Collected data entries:

━━━━━━━━

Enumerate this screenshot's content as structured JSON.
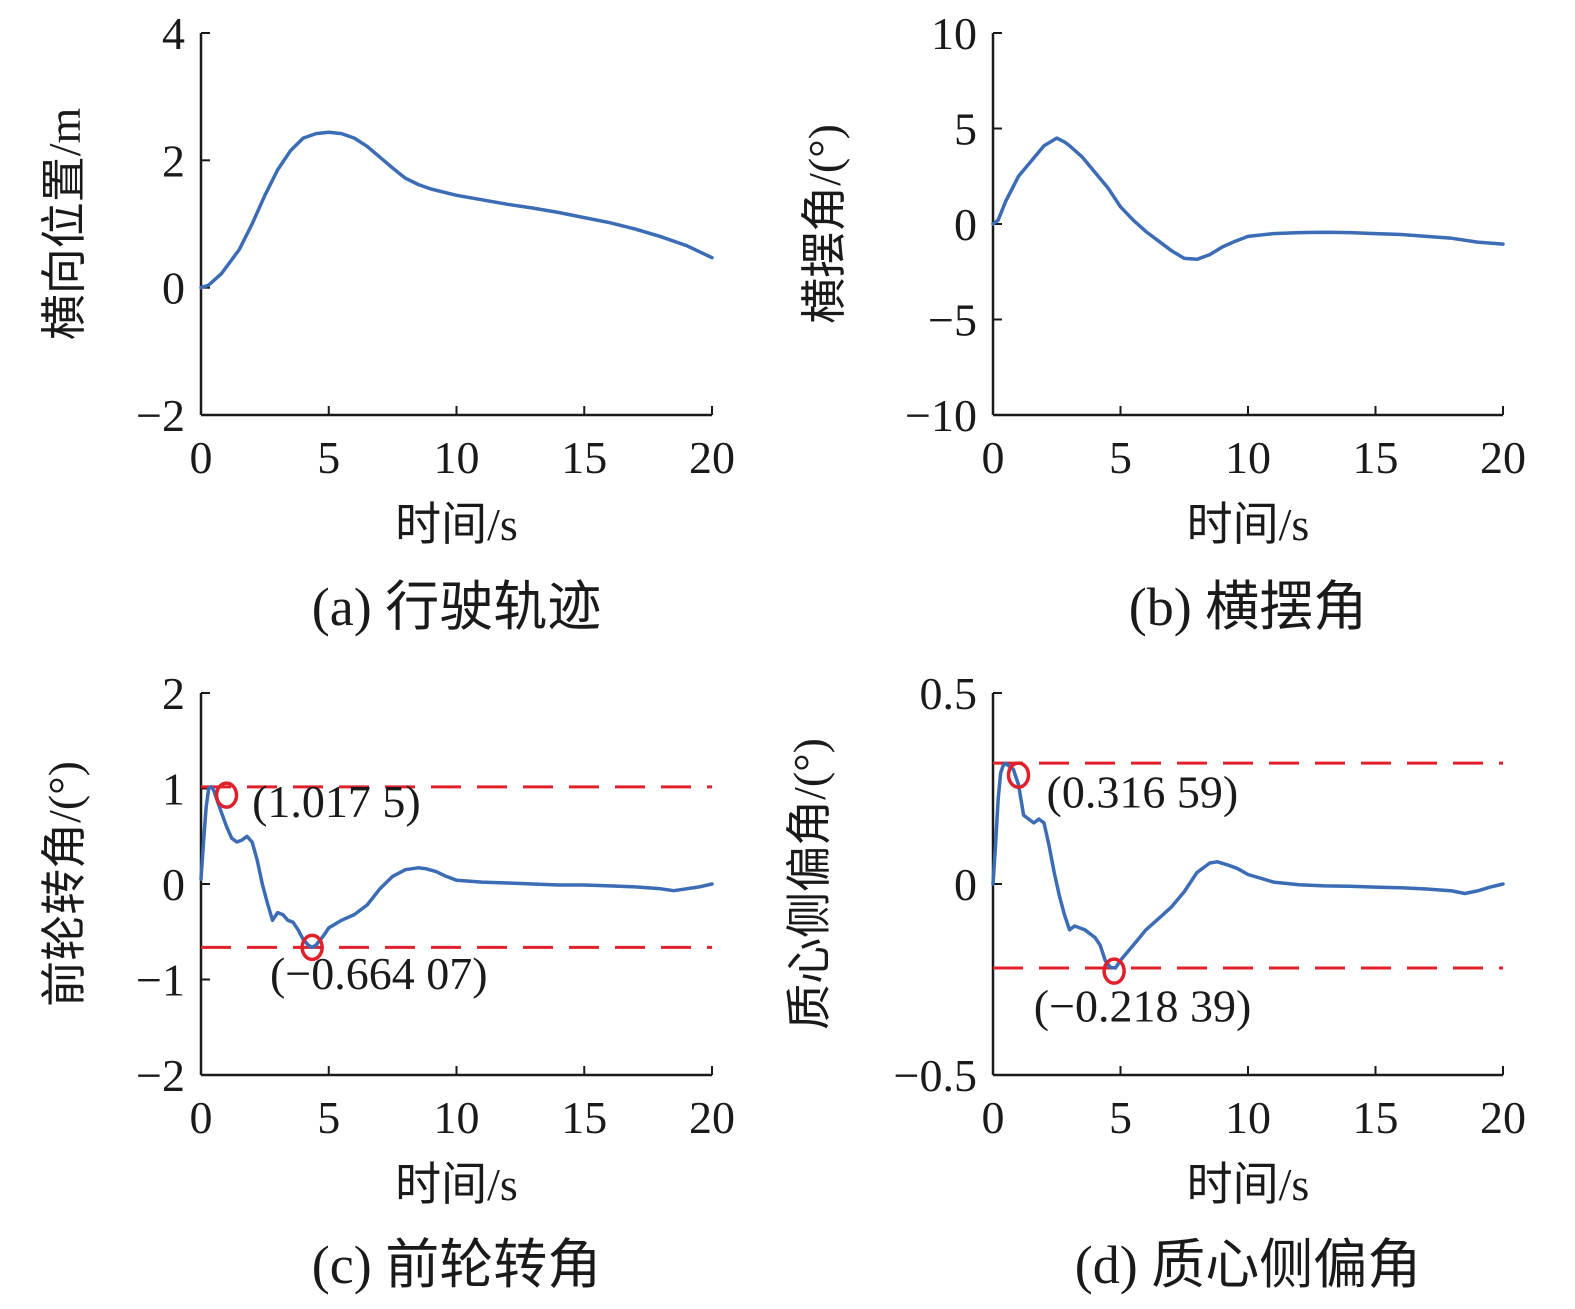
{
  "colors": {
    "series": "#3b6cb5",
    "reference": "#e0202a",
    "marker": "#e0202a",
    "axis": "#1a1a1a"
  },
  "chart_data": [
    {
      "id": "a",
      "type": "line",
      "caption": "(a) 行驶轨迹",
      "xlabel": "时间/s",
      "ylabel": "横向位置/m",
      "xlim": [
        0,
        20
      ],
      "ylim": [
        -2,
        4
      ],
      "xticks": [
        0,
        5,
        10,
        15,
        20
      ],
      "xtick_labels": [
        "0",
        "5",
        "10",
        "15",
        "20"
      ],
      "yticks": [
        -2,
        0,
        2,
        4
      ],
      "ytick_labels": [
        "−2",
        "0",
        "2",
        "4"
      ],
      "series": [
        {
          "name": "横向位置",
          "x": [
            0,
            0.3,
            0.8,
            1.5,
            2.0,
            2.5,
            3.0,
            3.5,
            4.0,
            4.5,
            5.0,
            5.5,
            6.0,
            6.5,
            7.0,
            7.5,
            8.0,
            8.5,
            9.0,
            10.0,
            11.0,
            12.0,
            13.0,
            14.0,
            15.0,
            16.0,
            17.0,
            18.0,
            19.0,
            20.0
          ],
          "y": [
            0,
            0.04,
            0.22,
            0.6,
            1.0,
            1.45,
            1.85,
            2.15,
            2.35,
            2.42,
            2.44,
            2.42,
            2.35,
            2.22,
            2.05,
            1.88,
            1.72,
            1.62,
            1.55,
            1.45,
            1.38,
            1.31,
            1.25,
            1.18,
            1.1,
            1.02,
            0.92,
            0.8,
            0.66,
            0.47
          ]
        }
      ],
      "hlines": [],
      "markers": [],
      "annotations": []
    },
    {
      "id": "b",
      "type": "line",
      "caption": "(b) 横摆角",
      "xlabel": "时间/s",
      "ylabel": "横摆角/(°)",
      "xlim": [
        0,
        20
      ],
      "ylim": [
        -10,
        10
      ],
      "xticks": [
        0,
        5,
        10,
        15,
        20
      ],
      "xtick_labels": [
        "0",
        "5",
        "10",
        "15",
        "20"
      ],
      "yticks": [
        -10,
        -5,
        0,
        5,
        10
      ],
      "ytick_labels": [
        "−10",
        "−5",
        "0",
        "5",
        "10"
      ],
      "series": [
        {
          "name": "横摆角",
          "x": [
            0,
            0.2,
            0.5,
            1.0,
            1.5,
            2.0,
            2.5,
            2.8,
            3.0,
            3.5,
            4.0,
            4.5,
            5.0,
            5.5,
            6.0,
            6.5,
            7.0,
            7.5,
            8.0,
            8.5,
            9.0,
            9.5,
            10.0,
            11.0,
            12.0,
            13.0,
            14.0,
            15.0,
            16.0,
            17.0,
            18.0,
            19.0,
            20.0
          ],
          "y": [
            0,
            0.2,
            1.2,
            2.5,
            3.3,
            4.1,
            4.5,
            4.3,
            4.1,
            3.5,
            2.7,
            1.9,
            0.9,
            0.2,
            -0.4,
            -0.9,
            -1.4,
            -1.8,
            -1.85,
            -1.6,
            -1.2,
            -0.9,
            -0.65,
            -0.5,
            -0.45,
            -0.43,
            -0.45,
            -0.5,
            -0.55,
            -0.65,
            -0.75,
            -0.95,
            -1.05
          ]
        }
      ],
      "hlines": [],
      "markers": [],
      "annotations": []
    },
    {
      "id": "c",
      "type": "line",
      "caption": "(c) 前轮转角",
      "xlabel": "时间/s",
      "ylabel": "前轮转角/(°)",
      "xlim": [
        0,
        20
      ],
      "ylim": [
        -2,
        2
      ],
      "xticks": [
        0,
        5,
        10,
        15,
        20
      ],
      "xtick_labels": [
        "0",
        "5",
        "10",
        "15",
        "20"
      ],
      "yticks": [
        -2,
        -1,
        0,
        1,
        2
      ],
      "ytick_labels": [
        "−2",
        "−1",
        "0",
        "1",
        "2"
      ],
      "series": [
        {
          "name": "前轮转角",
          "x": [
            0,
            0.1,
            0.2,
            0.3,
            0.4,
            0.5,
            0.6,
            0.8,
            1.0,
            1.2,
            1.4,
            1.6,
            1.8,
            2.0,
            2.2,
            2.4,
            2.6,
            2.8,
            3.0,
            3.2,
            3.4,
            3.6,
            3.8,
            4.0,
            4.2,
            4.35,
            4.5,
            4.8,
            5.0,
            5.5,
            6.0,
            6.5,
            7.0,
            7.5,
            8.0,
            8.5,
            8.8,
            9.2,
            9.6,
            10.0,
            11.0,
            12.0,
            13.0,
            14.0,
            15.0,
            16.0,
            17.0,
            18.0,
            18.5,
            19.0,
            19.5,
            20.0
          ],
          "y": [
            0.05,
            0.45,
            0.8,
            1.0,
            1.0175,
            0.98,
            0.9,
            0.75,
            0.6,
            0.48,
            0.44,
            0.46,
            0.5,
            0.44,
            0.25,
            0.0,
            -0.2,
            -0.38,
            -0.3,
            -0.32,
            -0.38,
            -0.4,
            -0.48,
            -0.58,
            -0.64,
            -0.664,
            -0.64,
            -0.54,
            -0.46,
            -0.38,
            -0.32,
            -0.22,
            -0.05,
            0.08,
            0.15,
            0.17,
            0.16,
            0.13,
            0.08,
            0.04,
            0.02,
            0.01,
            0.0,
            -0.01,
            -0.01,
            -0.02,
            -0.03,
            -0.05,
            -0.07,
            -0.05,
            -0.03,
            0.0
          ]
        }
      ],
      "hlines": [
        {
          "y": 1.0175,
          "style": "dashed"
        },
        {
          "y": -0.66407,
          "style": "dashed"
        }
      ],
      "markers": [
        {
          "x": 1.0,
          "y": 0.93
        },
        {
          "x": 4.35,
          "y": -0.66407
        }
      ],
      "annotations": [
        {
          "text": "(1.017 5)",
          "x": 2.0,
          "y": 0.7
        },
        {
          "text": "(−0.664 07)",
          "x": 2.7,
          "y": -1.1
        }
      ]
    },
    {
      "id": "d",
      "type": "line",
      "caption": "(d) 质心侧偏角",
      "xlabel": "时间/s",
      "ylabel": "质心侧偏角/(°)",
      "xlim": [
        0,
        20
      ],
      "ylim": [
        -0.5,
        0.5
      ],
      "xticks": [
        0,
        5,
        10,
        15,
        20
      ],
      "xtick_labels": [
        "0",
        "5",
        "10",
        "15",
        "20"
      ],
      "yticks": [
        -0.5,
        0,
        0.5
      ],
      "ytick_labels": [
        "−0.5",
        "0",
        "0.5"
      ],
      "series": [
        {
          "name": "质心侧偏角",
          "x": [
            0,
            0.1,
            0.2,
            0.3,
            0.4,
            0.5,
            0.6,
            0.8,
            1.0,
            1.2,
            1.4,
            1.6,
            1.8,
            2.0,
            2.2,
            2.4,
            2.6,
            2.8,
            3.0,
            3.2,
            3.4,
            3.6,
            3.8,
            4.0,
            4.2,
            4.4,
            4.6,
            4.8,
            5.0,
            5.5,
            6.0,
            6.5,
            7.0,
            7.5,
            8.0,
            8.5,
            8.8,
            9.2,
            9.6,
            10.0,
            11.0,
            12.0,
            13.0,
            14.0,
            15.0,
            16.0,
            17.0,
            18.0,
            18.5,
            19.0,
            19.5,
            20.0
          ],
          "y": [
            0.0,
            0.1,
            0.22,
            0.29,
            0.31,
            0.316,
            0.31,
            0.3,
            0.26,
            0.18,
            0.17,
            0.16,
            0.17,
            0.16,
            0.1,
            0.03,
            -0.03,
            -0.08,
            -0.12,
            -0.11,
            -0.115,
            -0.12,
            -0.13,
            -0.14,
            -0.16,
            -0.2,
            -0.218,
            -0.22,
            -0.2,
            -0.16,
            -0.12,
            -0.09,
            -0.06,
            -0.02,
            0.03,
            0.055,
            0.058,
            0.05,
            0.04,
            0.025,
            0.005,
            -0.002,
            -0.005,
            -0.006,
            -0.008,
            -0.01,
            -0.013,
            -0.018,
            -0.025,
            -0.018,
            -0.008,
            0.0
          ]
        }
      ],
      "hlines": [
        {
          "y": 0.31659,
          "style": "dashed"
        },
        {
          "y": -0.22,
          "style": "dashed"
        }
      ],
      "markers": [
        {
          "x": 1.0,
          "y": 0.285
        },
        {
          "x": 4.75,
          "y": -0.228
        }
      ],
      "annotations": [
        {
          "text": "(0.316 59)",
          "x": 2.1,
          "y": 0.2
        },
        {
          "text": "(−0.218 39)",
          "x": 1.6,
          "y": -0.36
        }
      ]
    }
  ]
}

━━━━━━━━

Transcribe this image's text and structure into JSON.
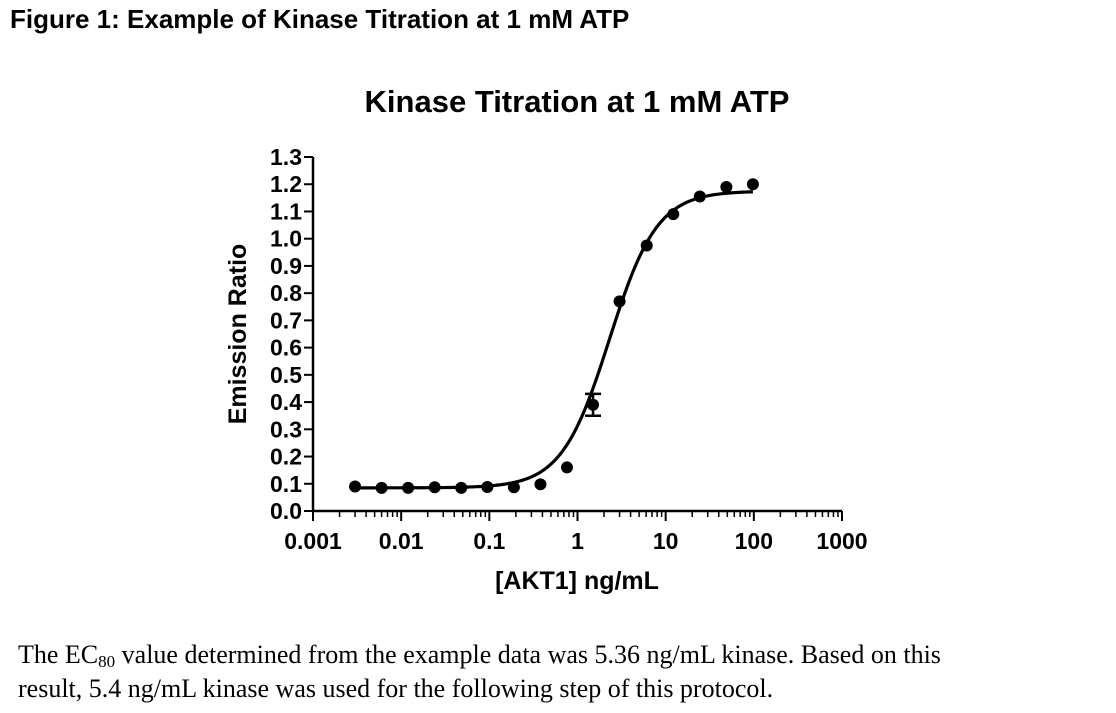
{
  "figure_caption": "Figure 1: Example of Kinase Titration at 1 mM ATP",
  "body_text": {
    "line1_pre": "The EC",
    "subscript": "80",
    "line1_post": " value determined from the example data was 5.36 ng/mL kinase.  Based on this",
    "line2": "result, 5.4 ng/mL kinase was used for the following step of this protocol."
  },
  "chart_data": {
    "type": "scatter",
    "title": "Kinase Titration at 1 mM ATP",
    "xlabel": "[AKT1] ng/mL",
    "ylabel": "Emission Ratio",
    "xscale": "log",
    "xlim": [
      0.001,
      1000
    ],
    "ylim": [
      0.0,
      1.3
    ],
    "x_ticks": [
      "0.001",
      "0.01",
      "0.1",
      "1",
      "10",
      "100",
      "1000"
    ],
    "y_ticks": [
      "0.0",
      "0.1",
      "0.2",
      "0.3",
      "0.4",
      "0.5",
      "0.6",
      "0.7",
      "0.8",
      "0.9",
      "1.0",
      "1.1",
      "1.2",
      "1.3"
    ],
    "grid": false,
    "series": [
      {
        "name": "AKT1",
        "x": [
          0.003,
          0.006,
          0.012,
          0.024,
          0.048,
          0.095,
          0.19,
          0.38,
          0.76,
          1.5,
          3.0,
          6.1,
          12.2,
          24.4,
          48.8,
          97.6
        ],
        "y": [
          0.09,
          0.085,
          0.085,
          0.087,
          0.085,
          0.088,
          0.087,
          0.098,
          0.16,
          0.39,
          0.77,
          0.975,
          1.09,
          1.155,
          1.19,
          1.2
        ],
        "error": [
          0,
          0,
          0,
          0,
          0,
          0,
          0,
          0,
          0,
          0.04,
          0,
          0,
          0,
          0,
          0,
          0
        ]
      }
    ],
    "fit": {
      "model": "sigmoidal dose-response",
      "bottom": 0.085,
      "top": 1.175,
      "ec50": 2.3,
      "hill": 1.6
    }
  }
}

━━━━━━━━

TASK OBJECTIVE:
Copy each line of the data that contains the word "JSON".

RESULT FOR THIS TASK:
Enumerate this screenshot's content as structured JSON.
Transcribe this image's text and structure into JSON.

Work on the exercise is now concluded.